▶ **RECORDS FOR THIS EXERCISE**
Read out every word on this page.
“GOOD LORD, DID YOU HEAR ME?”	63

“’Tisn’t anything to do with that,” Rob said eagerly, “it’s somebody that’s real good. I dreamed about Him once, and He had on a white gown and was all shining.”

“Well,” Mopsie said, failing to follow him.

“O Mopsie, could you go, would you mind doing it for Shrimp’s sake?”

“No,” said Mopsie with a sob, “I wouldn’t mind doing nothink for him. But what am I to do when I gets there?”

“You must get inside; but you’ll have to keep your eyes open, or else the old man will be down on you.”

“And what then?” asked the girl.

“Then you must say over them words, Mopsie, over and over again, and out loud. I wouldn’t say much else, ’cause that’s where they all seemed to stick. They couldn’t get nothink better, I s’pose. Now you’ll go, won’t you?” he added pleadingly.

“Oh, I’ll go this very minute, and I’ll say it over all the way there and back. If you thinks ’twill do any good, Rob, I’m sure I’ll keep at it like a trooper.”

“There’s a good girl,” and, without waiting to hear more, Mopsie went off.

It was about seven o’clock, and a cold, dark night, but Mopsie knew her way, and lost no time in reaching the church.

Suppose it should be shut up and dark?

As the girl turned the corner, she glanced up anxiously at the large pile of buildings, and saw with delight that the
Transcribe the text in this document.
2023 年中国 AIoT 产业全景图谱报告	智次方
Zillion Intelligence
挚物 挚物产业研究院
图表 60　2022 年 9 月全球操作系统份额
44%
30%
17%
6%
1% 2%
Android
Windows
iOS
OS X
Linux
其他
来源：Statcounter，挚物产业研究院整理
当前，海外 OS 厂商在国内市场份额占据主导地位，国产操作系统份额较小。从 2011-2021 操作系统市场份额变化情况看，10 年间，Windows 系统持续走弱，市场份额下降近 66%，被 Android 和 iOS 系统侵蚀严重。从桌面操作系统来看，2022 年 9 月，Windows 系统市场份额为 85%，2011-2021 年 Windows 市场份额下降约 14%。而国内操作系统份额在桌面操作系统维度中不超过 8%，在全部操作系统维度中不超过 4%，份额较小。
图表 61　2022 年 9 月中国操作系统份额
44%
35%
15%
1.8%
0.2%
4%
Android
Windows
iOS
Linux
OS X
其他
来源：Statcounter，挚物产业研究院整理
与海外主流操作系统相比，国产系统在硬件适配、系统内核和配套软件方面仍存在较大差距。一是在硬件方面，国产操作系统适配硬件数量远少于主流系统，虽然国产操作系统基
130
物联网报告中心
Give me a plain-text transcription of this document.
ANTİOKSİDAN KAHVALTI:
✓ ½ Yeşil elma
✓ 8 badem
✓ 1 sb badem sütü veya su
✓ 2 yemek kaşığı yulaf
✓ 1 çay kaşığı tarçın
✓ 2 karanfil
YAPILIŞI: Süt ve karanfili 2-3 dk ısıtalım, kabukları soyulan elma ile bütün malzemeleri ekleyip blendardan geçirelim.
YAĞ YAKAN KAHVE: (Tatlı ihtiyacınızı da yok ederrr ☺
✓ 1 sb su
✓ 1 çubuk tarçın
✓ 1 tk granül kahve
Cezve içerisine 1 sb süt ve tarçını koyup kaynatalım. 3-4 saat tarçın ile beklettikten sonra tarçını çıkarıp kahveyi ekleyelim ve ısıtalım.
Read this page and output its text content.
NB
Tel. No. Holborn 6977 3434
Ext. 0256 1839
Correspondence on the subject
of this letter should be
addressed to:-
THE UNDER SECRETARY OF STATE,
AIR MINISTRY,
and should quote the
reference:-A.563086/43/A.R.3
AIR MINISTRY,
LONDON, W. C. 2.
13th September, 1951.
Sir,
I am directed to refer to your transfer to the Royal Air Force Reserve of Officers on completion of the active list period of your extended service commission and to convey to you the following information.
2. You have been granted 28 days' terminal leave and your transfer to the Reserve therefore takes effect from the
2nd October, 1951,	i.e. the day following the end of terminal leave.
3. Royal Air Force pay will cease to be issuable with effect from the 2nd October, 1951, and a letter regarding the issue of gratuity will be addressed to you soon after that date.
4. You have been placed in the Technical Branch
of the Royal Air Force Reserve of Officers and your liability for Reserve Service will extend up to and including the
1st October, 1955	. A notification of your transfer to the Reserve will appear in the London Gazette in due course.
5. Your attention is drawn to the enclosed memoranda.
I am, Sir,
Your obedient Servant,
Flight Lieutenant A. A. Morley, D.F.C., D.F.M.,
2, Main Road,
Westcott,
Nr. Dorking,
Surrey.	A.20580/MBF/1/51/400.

▶ **TASK GOAL**
Copy down the material exactly as written.

▶ **OUTPUT FOR THIS TASK**
Read out every word on this page.
“GOOD LORD, DID YOU HEAR ME?”	63

“’Tisn’t anything to do with that,” Rob said eagerly, “it’s somebody that’s real good. I dreamed about Him once, and He had on a white gown and was all shining.”

“Well,” Mopsie said, failing to follow him.

“O Mopsie, could you go, would you mind doing it for Shrimp’s sake?”

“No,” said Mopsie with a sob, “I wouldn’t mind doing nothink for him. But what am I to do when I gets there?”

“You must get inside; but you’ll have to keep your eyes open, or else the old man will be down on you.”

“And what then?” asked the girl.

“Then you must say over them words, Mopsie, over and over again, and out loud. I wouldn’t say much else, ’cause that’s where they all seemed to stick. They couldn’t get nothink better, I s’pose. Now you’ll go, won’t you?” he added pleadingly.

“Oh, I’ll go this very minute, and I’ll say it over all the way there and back. If you thinks ’twill do any good, Rob, I’m sure I’ll keep at it like a trooper.”

“There’s a good girl,” and, without waiting to hear more, Mopsie went off.

It was about seven o’clock, and a cold, dark night, but Mopsie knew her way, and lost no time in reaching the church.

Suppose it should be shut up and dark?

As the girl turned the corner, she glanced up anxiously at the large pile of buildings, and saw with delight that the
Transcribe the text in this document.
2023 年中国 AIoT 产业全景图谱报告	智次方
Zillion Intelligence
挚物 挚物产业研究院
图表 60　2022 年 9 月全球操作系统份额
44%
30%
17%
6%
1% 2%
Android
Windows
iOS
OS X
Linux
其他
来源：Statcounter，挚物产业研究院整理
当前，海外 OS 厂商在国内市场份额占据主导地位，国产操作系统份额较小。从 2011-2021 操作系统市场份额变化情况看，10 年间，Windows 系统持续走弱，市场份额下降近 66%，被 Android 和 iOS 系统侵蚀严重。从桌面操作系统来看，2022 年 9 月，Windows 系统市场份额为 85%，2011-2021 年 Windows 市场份额下降约 14%。而国内操作系统份额在桌面操作系统维度中不超过 8%，在全部操作系统维度中不超过 4%，份额较小。
图表 61　2022 年 9 月中国操作系统份额
44%
35%
15%
1.8%
0.2%
4%
Android
Windows
iOS
Linux
OS X
其他
来源：Statcounter，挚物产业研究院整理
与海外主流操作系统相比，国产系统在硬件适配、系统内核和配套软件方面仍存在较大差距。一是在硬件方面，国产操作系统适配硬件数量远少于主流系统，虽然国产操作系统基
130
物联网报告中心
Give me a plain-text transcription of this document.
ANTİOKSİDAN KAHVALTI:
✓ ½ Yeşil elma
✓ 8 badem
✓ 1 sb badem sütü veya su
✓ 2 yemek kaşığı yulaf
✓ 1 çay kaşığı tarçın
✓ 2 karanfil
YAPILIŞI: Süt ve karanfili 2-3 dk ısıtalım, kabukları soyulan elma ile bütün malzemeleri ekleyip blendardan geçirelim.
YAĞ YAKAN KAHVE: (Tatlı ihtiyacınızı da yok ederrr ☺
✓ 1 sb su
✓ 1 çubuk tarçın
✓ 1 tk granül kahve
Cezve içerisine 1 sb süt ve tarçını koyup kaynatalım. 3-4 saat tarçın ile beklettikten sonra tarçını çıkarıp kahveyi ekleyelim ve ısıtalım.
Read this page and output its text content.
NB
Tel. No. Holborn 6977 3434
Ext. 0256 1839
Correspondence on the subject
of this letter should be
addressed to:-
THE UNDER SECRETARY OF STATE,
AIR MINISTRY,
and should quote the
reference:-A.563086/43/A.R.3
AIR MINISTRY,
LONDON, W. C. 2.
13th September, 1951.
Sir,
I am directed to refer to your transfer to the Royal Air Force Reserve of Officers on completion of the active list period of your extended service commission and to convey to you the following information.
2. You have been granted 28 days' terminal leave and your transfer to the Reserve therefore takes effect from the
2nd October, 1951,	i.e. the day following the end of terminal leave.
3. Royal Air Force pay will cease to be issuable with effect from the 2nd October, 1951, and a letter regarding the issue of gratuity will be addressed to you soon after that date.
4. You have been placed in the Technical Branch
of the Royal Air Force Reserve of Officers and your liability for Reserve Service will extend up to and including the
1st October, 1955	. A notification of your transfer to the Reserve will appear in the London Gazette in due course.
5. Your attention is drawn to the enclosed memoranda.
I am, Sir,
Your obedient Servant,
Flight Lieutenant A. A. Morley, D.F.C., D.F.M.,
2, Main Road,
Westcott,
Nr. Dorking,
Surrey.	A.20580/MBF/1/51/400.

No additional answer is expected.